>> begin

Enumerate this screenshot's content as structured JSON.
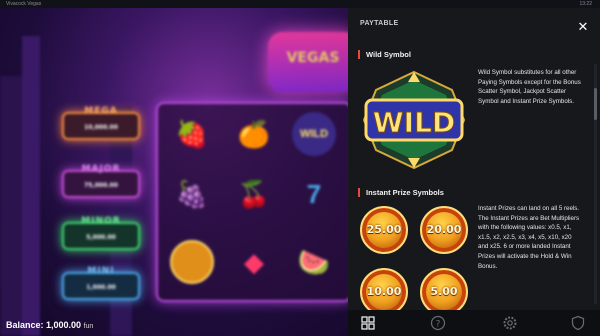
{
  "window": {
    "title": "Vivacock Vegas",
    "clock": "13:22"
  },
  "game": {
    "logo_text": "VEGAS",
    "jackpots": [
      {
        "name": "MEGA",
        "value": "10,000.00"
      },
      {
        "name": "MAJOR",
        "value": "75,000.00"
      },
      {
        "name": "MINOR",
        "value": "5,000.00"
      },
      {
        "name": "MINI",
        "value": "1,000.00"
      }
    ],
    "balance_label": "Balance: 1,000.00",
    "balance_currency": "fun"
  },
  "paytable": {
    "title": "PAYTABLE",
    "close_icon": "close-icon",
    "wild": {
      "heading": "Wild Symbol",
      "badge_text": "WILD",
      "description": "Wild Symbol substitutes for all other Paying Symbols except for the Bonus Scatter Symbol, Jackpot Scatter Symbol and Instant Prize Symbols."
    },
    "instant": {
      "heading": "Instant Prize Symbols",
      "description": "Instant Prizes can land on all 5 reels. The Instant Prizes are Bet Multipliers with the following values: x0.5, x1, x1.5, x2, x2.5, x3, x4, x5, x10, x20 and x25. 6 or more landed Instant Prizes will activate the Hold & Win Bonus.",
      "coins": [
        "25.00",
        "20.00",
        "10.00",
        "5.00"
      ]
    }
  },
  "bottom_nav": [
    {
      "name": "paytable-tab",
      "icon": "grid-icon"
    },
    {
      "name": "help-tab",
      "icon": "question-icon"
    },
    {
      "name": "settings-tab",
      "icon": "gear-icon"
    },
    {
      "name": "history-tab",
      "icon": "shield-icon"
    }
  ],
  "colors": {
    "panel_bg": "#17181c",
    "accent": "#e84a3c",
    "coin_gold": "#f0a020"
  }
}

>> end

Which lines hold the word "name"? Copy every one of them.

• _SOLUTION TO THIS TASK_:
        "name": "MEGA",
        "name": "MAJOR",
        "name": "MINOR",
        "name": "MINI",
      "name": "paytable-tab",
      "name": "help-tab",
      "name": "settings-tab",
      "name": "history-tab",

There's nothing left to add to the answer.